### [AIM]
Word for word, give the material below again, minus any images.

### [DATASET CONTENT]
* Begin *
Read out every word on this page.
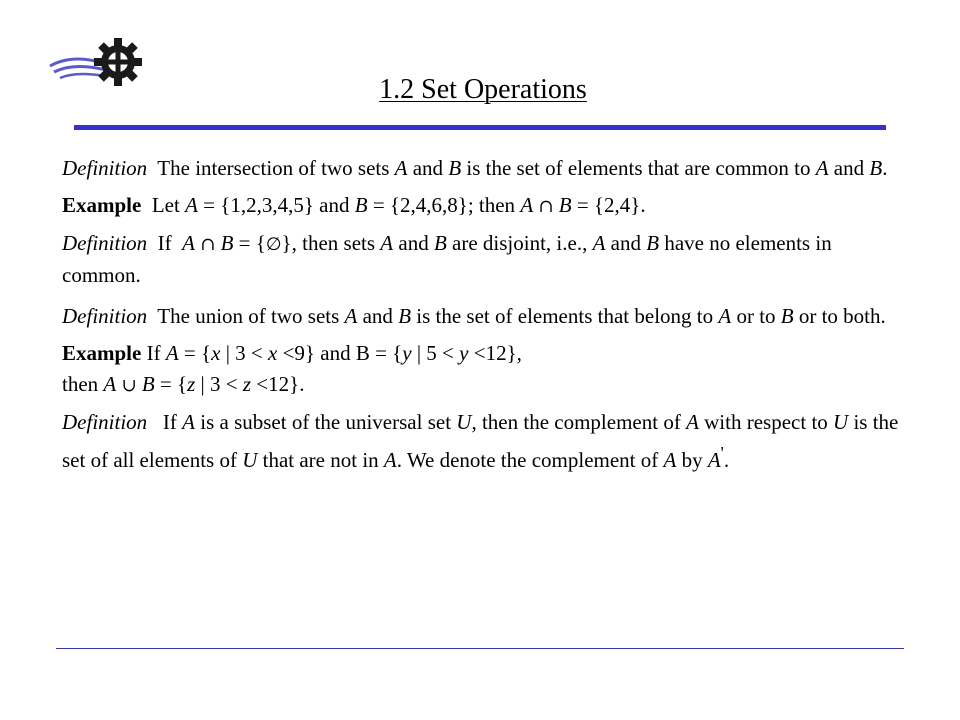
1.2 Set Operations

Definition The intersection of two sets A and B is the set of elements that are common to A and B.

Example Let A = {1,2,3,4,5} and B = {2,4,6,8}; then A ∩ B = {2,4}.

Definition If  A ∩ B = {∅}, then sets A and B are disjoint, i.e., A and B have no elements in common.

Definition The union of two sets A and B is the set of elements that belong to A or to B or to both.

Example If A = {x | 3 < x <9} and B = {y | 5 < y <12},
then A ∪ B = {z | 3 < z <12}.

Definition If A is a subset of the universal set U, then the complement of A with respect to U is the set of all elements of U that are not in A. We denote the complement of A by A'.
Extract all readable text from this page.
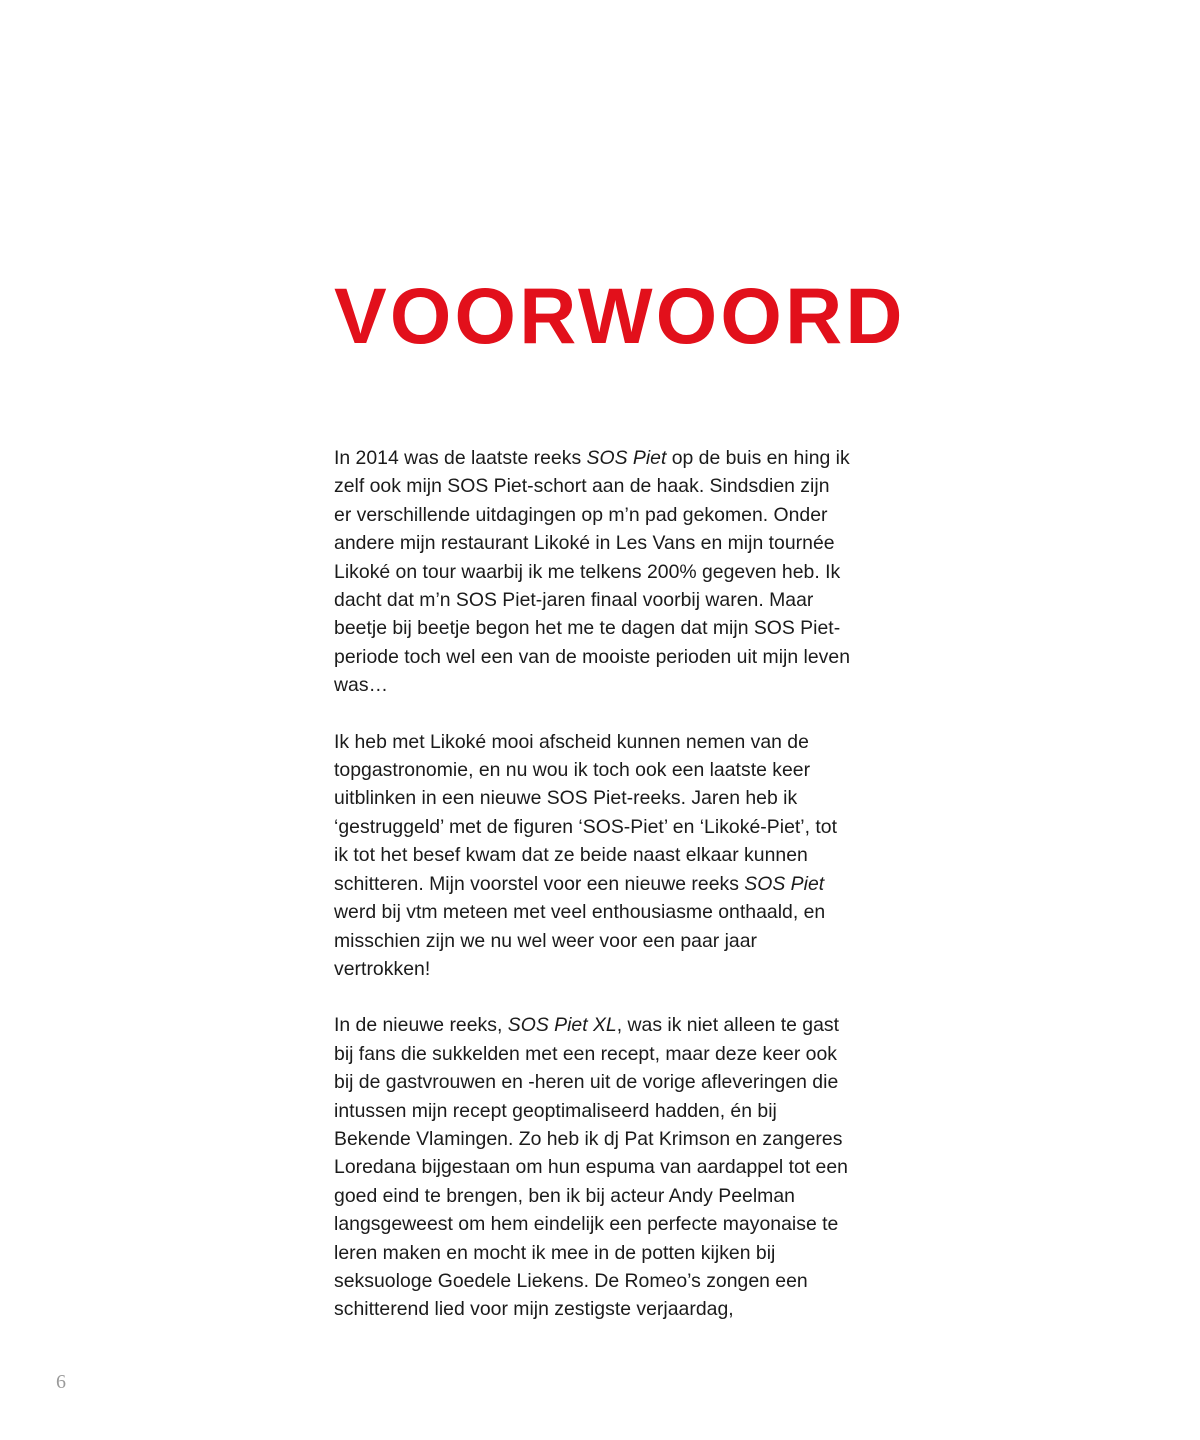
VOORWOORD

In 2014 was de laatste reeks SOS Piet op de buis en hing ik zelf ook mijn SOS Piet-schort aan de haak. Sindsdien zijn er verschillende uitdagingen op m’n pad gekomen. Onder andere mijn restaurant Likoké in Les Vans en mijn tournée Likoké on tour waarbij ik me telkens 200% gegeven heb. Ik dacht dat m’n SOS Piet-jaren finaal voorbij waren. Maar beetje bij beetje begon het me te dagen dat mijn SOS Piet-periode toch wel een van de mooiste perioden uit mijn leven was…

Ik heb met Likoké mooi afscheid kunnen nemen van de topgastronomie, en nu wou ik toch ook een laatste keer uitblinken in een nieuwe SOS Piet-reeks. Jaren heb ik ‘gestruggeld’ met de figuren ‘SOS-Piet’ en ‘Likoké-Piet’, tot ik tot het besef kwam dat ze beide naast elkaar kunnen schitteren. Mijn voorstel voor een nieuwe reeks SOS Piet werd bij vtm meteen met veel enthousiasme onthaald, en misschien zijn we nu wel weer voor een paar jaar vertrokken!

In de nieuwe reeks, SOS Piet XL, was ik niet alleen te gast bij fans die sukkelden met een recept, maar deze keer ook bij de gastvrouwen en -heren uit de vorige afleveringen die intussen mijn recept geoptimaliseerd hadden, én bij Bekende Vlamingen. Zo heb ik dj Pat Krimson en zangeres Loredana bijgestaan om hun espuma van aardappel tot een goed eind te brengen, ben ik bij acteur Andy Peelman langsgeweest om hem eindelijk een perfecte mayonaise te leren maken en mocht ik mee in de potten kijken bij seksuologe Goedele Liekens. De Romeo’s zongen een schitterend lied voor mijn zestigste verjaardag,

6
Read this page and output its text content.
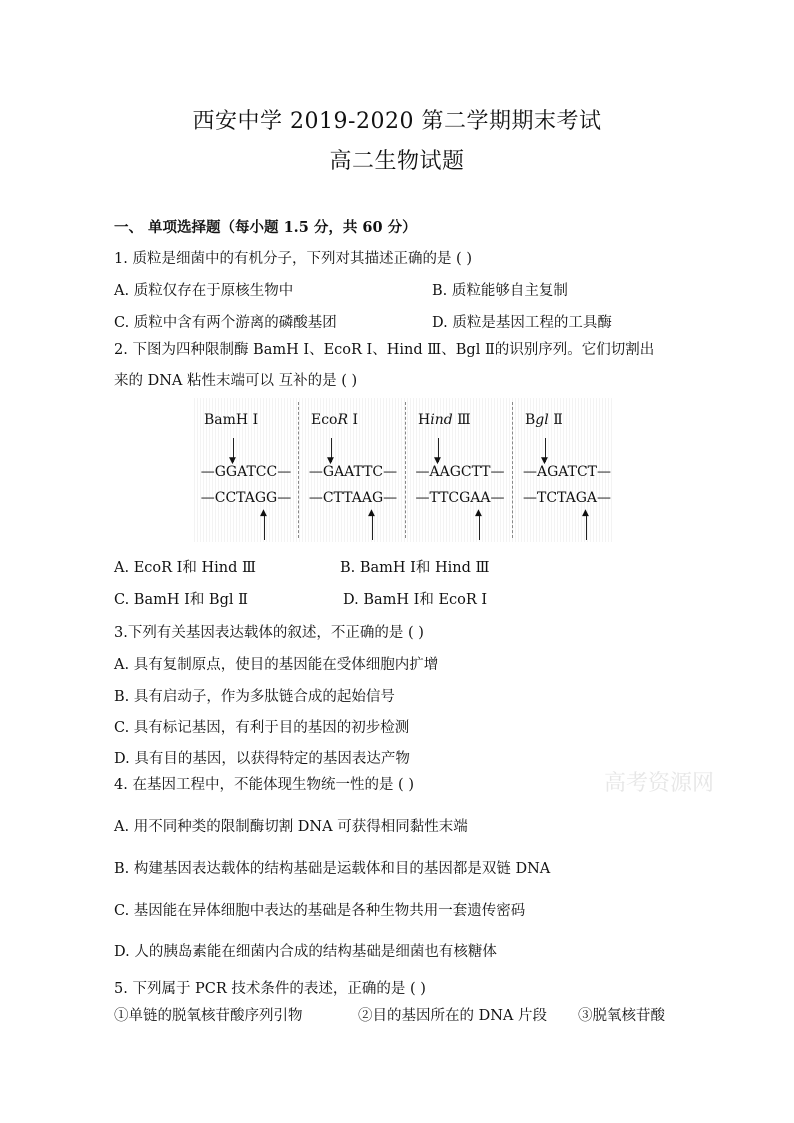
西安中学 2019-2020 第二学期期末考试
高二生物试题
一、 单项选择题（每小题 1.5 分，共 60 分）
1. 质粒是细菌中的有机分子，下列对其描述正确的是 ( )
A. 质粒仅存在于原核生物中	B. 质粒能够自主复制
C. 质粒中含有两个游离的磷酸基团	D. 质粒是基因工程的工具酶
2. 下图为四种限制酶 BamH Ⅰ、EcoR Ⅰ、Hind Ⅲ、Bgl Ⅱ的识别序列。它们切割出
来的 DNA 粘性末端可以 互补的是 ( )
BamH Ⅰ
▼
—GGATCC—
—CCTAGG—
▲
EcoR Ⅰ
▼
—GAATTC—
—CTTAAG—
▲
Hind Ⅲ
▼
—AAGCTT—
—TTCGAA—
▲
Bgl Ⅱ
▼
—AGATCT—
—TCTAGA—
▲
A. EcoR Ⅰ和 Hind Ⅲ	B. BamH Ⅰ和 Hind Ⅲ
C. BamH Ⅰ和 Bgl Ⅱ	D. BamH Ⅰ和 EcoR Ⅰ
3.下列有关基因表达载体的叙述，不正确的是 ( )
A. 具有复制原点，使目的基因能在受体细胞内扩增
B. 具有启动子，作为多肽链合成的起始信号
C. 具有标记基因，有利于目的基因的初步检测
D. 具有目的基因，以获得特定的基因表达产物
4. 在基因工程中，不能体现生物统一性的是 ( )	高考资源网
A. 用不同种类的限制酶切割 DNA 可获得相同黏性末端
B. 构建基因表达载体的结构基础是运载体和目的基因都是双链 DNA
C. 基因能在异体细胞中表达的基础是各种生物共用一套遗传密码
D. 人的胰岛素能在细菌内合成的结构基础是细菌也有核糖体
5. 下列属于 PCR 技术条件的表述，正确的是 ( )
①单链的脱氧核苷酸序列引物	②目的基因所在的 DNA 片段 ③脱氧核苷酸
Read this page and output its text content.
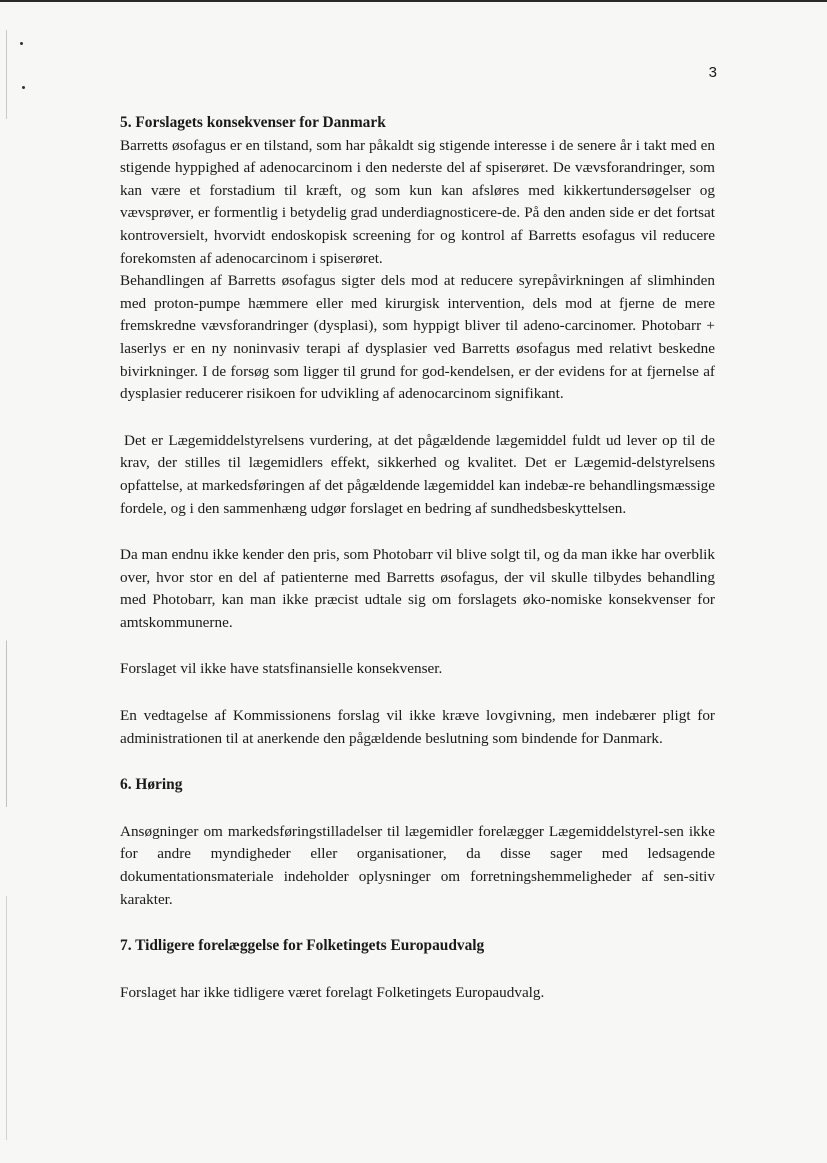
3
5. Forslagets konsekvenser for Danmark

Barretts øsofagus er en tilstand, som har påkaldt sig stigende interesse i de senere år i takt med en stigende hyppighed af adenocarcinom i den nederste del af spiserøret. De vævsforandringer, som kan være et forstadium til kræft, og som kun kan afsløres med kikkertundersøgelser og vævsprøver, er formentlig i betydelig grad underdiagnosticere-de. På den anden side er det fortsat kontroversielt, hvorvidt endoskopisk screening for og kontrol af Barretts esofagus vil reducere forekomsten af adenocarcinom i spiserøret.

Behandlingen af Barretts øsofagus sigter dels mod at reducere syrepåvirkningen af slimhinden med proton-pumpe hæmmere eller med kirurgisk intervention, dels mod at fjerne de mere fremskredne vævsforandringer (dysplasi), som hyppigt bliver til adeno-carcinomer. Photobarr + laserlys er en ny noninvasiv terapi af dysplasier ved Barretts øsofagus med relativt beskedne bivirkninger. I de forsøg som ligger til grund for god-kendelsen, er der evidens for at fjernelse af dysplasier reducerer risikoen for udvikling af adenocarcinom signifikant.

Det er Lægemiddelstyrelsens vurdering, at det pågældende lægemiddel fuldt ud lever op til de krav, der stilles til lægemidlers effekt, sikkerhed og kvalitet. Det er Lægemid-delstyrelsens opfattelse, at markedsføringen af det pågældende lægemiddel kan indebæ-re behandlingsmæssige fordele, og i den sammenhæng udgør forslaget en bedring af sundhedsbeskyttelsen.

Da man endnu ikke kender den pris, som Photobarr vil blive solgt til, og da man ikke har overblik over, hvor stor en del af patienterne med Barretts øsofagus, der vil skulle tilbydes behandling med Photobarr, kan man ikke præcist udtale sig om forslagets øko-nomiske konsekvenser for amtskommunerne.

Forslaget vil ikke have statsfinansielle konsekvenser.

En vedtagelse af Kommissionens forslag vil ikke kræve lovgivning, men indebærer pligt for administrationen til at anerkende den pågældende beslutning som bindende for Danmark.

6. Høring

Ansøgninger om markedsføringstilladelser til lægemidler forelægger Lægemiddelstyrel-sen ikke for andre myndigheder eller organisationer, da disse sager med ledsagende dokumentationsmateriale indeholder oplysninger om forretningshemmeligheder af sen-sitiv karakter.

7. Tidligere forelæggelse for Folketingets Europaudvalg

Forslaget har ikke tidligere været forelagt Folketingets Europaudvalg.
* End *
### [THE SOLUTION]
Read out every word on this page.
1.2 Set Operations

Definition The intersection of two sets A and B is the set of elements that are common to A and B.

Example Let A = {1,2,3,4,5} and B = {2,4,6,8}; then A ∩ B = {2,4}.

Definition If  A ∩ B = {∅}, then sets A and B are disjoint, i.e., A and B have no elements in common.

Definition The union of two sets A and B is the set of elements that belong to A or to B or to both.

Example If A = {x | 3 < x <9} and B = {y | 5 < y <12},
then A ∪ B = {z | 3 < z <12}.

Definition If A is a subset of the universal set U, then the complement of A with respect to U is the set of all elements of U that are not in A. We denote the complement of A by A'.
Extract all readable text from this page.
VOORWOORD

In 2014 was de laatste reeks SOS Piet op de buis en hing ik zelf ook mijn SOS Piet-schort aan de haak. Sindsdien zijn er verschillende uitdagingen op m’n pad gekomen. Onder andere mijn restaurant Likoké in Les Vans en mijn tournée Likoké on tour waarbij ik me telkens 200% gegeven heb. Ik dacht dat m’n SOS Piet-jaren finaal voorbij waren. Maar beetje bij beetje begon het me te dagen dat mijn SOS Piet-periode toch wel een van de mooiste perioden uit mijn leven was…

Ik heb met Likoké mooi afscheid kunnen nemen van de topgastronomie, en nu wou ik toch ook een laatste keer uitblinken in een nieuwe SOS Piet-reeks. Jaren heb ik ‘gestruggeld’ met de figuren ‘SOS-Piet’ en ‘Likoké-Piet’, tot ik tot het besef kwam dat ze beide naast elkaar kunnen schitteren. Mijn voorstel voor een nieuwe reeks SOS Piet werd bij vtm meteen met veel enthousiasme onthaald, en misschien zijn we nu wel weer voor een paar jaar vertrokken!

In de nieuwe reeks, SOS Piet XL, was ik niet alleen te gast bij fans die sukkelden met een recept, maar deze keer ook bij de gastvrouwen en -heren uit de vorige afleveringen die intussen mijn recept geoptimaliseerd hadden, én bij Bekende Vlamingen. Zo heb ik dj Pat Krimson en zangeres Loredana bijgestaan om hun espuma van aardappel tot een goed eind te brengen, ben ik bij acteur Andy Peelman langsgeweest om hem eindelijk een perfecte mayonaise te leren maken en mocht ik mee in de potten kijken bij seksuologe Goedele Liekens. De Romeo’s zongen een schitterend lied voor mijn zestigste verjaardag,

6
Read this page and output its text content.
西安中学 2019-2020 第二学期期末考试
高二生物试题
一、 单项选择题（每小题 1.5 分，共 60 分）
1. 质粒是细菌中的有机分子，下列对其描述正确的是 ( )
A. 质粒仅存在于原核生物中	B. 质粒能够自主复制
C. 质粒中含有两个游离的磷酸基团	D. 质粒是基因工程的工具酶
2. 下图为四种限制酶 BamH Ⅰ、EcoR Ⅰ、Hind Ⅲ、Bgl Ⅱ的识别序列。它们切割出
来的 DNA 粘性末端可以 互补的是 ( )
BamH Ⅰ
▼
—GGATCC—
—CCTAGG—
▲
EcoR Ⅰ
▼
—GAATTC—
—CTTAAG—
▲
Hind Ⅲ
▼
—AAGCTT—
—TTCGAA—
▲
Bgl Ⅱ
▼
—AGATCT—
—TCTAGA—
▲
A. EcoR Ⅰ和 Hind Ⅲ	B. BamH Ⅰ和 Hind Ⅲ
C. BamH Ⅰ和 Bgl Ⅱ	D. BamH Ⅰ和 EcoR Ⅰ
3.下列有关基因表达载体的叙述，不正确的是 ( )
A. 具有复制原点，使目的基因能在受体细胞内扩增
B. 具有启动子，作为多肽链合成的起始信号
C. 具有标记基因，有利于目的基因的初步检测
D. 具有目的基因，以获得特定的基因表达产物
4. 在基因工程中，不能体现生物统一性的是 ( )	高考资源网
A. 用不同种类的限制酶切割 DNA 可获得相同黏性末端
B. 构建基因表达载体的结构基础是运载体和目的基因都是双链 DNA
C. 基因能在异体细胞中表达的基础是各种生物共用一套遗传密码
D. 人的胰岛素能在细菌内合成的结构基础是细菌也有核糖体
5. 下列属于 PCR 技术条件的表述，正确的是 ( )
①单链的脱氧核苷酸序列引物	②目的基因所在的 DNA 片段 ③脱氧核苷酸
Read this page and output its text content.
3
5. Forslagets konsekvenser for Danmark

Barretts øsofagus er en tilstand, som har påkaldt sig stigende interesse i de senere år i takt med en stigende hyppighed af adenocarcinom i den nederste del af spiserøret. De vævsforandringer, som kan være et forstadium til kræft, og som kun kan afsløres med kikkertundersøgelser og vævsprøver, er formentlig i betydelig grad underdiagnosticere-de. På den anden side er det fortsat kontroversielt, hvorvidt endoskopisk screening for og kontrol af Barretts esofagus vil reducere forekomsten af adenocarcinom i spiserøret.

Behandlingen af Barretts øsofagus sigter dels mod at reducere syrepåvirkningen af slimhinden med proton-pumpe hæmmere eller med kirurgisk intervention, dels mod at fjerne de mere fremskredne vævsforandringer (dysplasi), som hyppigt bliver til adeno-carcinomer. Photobarr + laserlys er en ny noninvasiv terapi af dysplasier ved Barretts øsofagus med relativt beskedne bivirkninger. I de forsøg som ligger til grund for god-kendelsen, er der evidens for at fjernelse af dysplasier reducerer risikoen for udvikling af adenocarcinom signifikant.

Det er Lægemiddelstyrelsens vurdering, at det pågældende lægemiddel fuldt ud lever op til de krav, der stilles til lægemidlers effekt, sikkerhed og kvalitet. Det er Lægemid-delstyrelsens opfattelse, at markedsføringen af det pågældende lægemiddel kan indebæ-re behandlingsmæssige fordele, og i den sammenhæng udgør forslaget en bedring af sundhedsbeskyttelsen.

Da man endnu ikke kender den pris, som Photobarr vil blive solgt til, og da man ikke har overblik over, hvor stor en del af patienterne med Barretts øsofagus, der vil skulle tilbydes behandling med Photobarr, kan man ikke præcist udtale sig om forslagets øko-nomiske konsekvenser for amtskommunerne.

Forslaget vil ikke have statsfinansielle konsekvenser.

En vedtagelse af Kommissionens forslag vil ikke kræve lovgivning, men indebærer pligt for administrationen til at anerkende den pågældende beslutning som bindende for Danmark.

6. Høring

Ansøgninger om markedsføringstilladelser til lægemidler forelægger Lægemiddelstyrel-sen ikke for andre myndigheder eller organisationer, da disse sager med ledsagende dokumentationsmateriale indeholder oplysninger om forretningshemmeligheder af sen-sitiv karakter.

7. Tidligere forelæggelse for Folketingets Europaudvalg

Forslaget har ikke tidligere været forelagt Folketingets Europaudvalg.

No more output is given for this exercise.